Records contained in a dataset:
------------------------------------------------------------

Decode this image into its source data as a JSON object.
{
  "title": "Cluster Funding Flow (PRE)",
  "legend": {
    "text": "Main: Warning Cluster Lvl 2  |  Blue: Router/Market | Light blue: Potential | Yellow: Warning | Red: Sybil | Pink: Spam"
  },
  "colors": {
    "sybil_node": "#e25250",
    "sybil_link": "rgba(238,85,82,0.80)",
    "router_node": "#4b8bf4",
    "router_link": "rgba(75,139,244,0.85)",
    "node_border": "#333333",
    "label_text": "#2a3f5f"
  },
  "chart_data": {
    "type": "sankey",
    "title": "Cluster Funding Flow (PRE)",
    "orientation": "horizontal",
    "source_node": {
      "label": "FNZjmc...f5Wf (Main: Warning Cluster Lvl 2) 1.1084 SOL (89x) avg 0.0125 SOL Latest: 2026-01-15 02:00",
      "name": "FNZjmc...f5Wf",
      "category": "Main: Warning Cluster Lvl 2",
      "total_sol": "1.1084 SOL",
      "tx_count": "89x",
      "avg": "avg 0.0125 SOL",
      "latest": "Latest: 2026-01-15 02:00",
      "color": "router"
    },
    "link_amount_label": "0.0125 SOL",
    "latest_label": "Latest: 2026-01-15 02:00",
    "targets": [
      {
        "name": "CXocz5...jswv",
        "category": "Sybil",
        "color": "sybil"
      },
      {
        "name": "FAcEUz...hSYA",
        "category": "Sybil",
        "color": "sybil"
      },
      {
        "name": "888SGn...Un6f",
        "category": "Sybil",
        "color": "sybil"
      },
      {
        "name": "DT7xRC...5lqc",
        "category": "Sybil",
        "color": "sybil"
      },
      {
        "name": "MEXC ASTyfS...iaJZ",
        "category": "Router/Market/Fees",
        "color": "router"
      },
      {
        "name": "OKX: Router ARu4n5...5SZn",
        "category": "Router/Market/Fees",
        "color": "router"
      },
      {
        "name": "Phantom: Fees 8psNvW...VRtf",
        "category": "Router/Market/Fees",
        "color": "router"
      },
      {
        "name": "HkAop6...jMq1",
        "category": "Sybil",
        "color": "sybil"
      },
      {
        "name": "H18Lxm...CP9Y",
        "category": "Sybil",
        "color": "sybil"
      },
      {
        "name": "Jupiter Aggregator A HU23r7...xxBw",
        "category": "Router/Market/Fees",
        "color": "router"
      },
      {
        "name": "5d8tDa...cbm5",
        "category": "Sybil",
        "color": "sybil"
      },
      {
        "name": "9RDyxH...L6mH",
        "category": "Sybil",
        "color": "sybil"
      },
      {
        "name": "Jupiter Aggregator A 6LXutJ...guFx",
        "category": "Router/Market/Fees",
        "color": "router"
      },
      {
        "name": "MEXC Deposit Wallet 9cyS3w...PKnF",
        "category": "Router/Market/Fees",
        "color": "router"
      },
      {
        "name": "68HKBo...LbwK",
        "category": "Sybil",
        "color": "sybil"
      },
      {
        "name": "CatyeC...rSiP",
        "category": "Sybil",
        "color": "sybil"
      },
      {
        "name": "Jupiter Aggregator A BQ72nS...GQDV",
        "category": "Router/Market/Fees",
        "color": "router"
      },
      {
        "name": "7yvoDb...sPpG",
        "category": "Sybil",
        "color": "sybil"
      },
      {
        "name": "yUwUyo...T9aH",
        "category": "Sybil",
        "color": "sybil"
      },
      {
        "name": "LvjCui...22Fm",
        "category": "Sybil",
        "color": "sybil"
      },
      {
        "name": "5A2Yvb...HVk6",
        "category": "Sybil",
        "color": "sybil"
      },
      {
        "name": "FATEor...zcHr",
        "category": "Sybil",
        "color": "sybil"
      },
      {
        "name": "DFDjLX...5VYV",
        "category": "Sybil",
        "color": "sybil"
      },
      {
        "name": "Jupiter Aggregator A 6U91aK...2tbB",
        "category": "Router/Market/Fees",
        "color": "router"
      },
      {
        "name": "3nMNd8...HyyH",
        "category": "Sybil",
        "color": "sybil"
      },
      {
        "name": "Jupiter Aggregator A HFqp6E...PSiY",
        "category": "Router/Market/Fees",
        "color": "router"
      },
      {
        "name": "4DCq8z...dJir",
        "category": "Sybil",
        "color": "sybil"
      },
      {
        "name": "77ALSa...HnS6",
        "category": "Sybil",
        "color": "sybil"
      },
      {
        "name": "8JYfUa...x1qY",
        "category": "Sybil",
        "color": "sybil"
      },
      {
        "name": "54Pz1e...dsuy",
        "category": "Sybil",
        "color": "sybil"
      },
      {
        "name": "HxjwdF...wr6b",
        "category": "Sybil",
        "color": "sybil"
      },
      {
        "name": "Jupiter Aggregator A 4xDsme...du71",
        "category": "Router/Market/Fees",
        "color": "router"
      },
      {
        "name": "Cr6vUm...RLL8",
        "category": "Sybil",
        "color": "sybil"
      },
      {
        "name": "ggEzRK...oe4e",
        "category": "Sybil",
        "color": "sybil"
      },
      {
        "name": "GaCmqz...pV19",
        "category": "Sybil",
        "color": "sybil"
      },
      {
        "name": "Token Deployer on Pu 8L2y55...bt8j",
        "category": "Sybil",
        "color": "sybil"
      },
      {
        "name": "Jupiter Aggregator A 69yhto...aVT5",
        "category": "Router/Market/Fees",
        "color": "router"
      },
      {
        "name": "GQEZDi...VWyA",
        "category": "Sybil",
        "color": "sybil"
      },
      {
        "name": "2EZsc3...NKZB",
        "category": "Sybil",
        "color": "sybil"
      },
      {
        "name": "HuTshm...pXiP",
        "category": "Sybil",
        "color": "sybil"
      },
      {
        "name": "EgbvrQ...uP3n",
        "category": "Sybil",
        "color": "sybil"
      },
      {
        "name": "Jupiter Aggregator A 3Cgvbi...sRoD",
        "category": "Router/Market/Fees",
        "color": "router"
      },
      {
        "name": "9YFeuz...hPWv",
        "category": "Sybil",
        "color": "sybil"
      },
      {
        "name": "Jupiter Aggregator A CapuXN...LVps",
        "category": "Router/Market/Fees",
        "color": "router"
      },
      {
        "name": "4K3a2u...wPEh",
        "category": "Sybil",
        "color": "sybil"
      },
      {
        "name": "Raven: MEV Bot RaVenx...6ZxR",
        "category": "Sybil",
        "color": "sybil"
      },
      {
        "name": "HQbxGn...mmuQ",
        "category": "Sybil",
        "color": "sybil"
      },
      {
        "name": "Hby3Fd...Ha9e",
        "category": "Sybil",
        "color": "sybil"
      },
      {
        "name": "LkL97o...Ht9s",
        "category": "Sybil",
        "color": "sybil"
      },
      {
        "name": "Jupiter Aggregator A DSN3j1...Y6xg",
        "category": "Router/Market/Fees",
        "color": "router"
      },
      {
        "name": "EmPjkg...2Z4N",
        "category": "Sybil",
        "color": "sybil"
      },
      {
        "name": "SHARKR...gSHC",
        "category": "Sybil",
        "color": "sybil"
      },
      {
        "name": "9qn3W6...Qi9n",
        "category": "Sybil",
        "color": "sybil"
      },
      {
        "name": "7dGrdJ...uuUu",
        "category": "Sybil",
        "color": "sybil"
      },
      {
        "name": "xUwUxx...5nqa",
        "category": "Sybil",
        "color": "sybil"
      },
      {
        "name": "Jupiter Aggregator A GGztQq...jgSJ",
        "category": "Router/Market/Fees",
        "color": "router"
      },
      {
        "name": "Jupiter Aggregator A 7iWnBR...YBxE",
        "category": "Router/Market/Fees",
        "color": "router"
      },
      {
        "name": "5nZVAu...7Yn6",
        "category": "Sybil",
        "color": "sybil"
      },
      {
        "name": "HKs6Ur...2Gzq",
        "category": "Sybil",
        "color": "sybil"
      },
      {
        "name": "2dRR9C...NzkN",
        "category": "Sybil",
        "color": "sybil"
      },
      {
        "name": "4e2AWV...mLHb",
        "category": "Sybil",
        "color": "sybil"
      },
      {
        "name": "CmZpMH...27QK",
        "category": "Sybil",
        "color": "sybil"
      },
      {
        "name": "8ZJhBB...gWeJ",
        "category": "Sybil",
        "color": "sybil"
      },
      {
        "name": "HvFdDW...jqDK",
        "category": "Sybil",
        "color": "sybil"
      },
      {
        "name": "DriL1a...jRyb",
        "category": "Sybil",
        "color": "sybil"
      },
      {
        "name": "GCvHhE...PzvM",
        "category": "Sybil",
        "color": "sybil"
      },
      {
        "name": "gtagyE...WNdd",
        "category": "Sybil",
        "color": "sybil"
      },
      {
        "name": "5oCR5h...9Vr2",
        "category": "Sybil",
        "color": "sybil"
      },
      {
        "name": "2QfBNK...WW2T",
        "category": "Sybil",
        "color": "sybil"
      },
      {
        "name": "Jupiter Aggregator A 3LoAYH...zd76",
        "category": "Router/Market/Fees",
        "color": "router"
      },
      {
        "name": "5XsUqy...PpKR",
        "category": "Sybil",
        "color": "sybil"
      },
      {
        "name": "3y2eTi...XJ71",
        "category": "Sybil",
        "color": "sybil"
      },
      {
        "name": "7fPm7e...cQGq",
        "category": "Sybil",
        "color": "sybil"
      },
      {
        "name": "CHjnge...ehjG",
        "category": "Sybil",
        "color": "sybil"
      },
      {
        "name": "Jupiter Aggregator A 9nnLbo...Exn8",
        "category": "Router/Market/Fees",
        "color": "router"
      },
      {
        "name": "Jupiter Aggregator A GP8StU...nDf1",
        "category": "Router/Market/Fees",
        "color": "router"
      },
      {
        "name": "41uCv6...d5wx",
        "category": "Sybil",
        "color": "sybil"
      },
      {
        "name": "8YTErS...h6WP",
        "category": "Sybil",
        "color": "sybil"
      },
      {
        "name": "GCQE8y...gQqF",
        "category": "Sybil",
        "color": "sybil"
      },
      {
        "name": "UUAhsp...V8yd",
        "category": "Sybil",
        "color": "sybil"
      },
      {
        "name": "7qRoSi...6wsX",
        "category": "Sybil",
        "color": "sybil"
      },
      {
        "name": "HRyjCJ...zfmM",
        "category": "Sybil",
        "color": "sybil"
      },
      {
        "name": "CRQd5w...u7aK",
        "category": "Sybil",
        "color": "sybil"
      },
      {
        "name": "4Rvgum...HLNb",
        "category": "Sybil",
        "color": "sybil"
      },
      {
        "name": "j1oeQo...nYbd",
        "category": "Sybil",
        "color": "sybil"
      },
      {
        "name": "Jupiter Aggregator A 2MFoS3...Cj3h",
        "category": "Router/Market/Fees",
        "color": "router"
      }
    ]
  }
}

------------------------------------------------------------

▶ Problem to solve:
Show, from the listing above, each line that contains the word "rgba".

▶ Full answer:
    "sybil_link": "rgba(238,85,82,0.80)",
    "router_link": "rgba(75,139,244,0.85)",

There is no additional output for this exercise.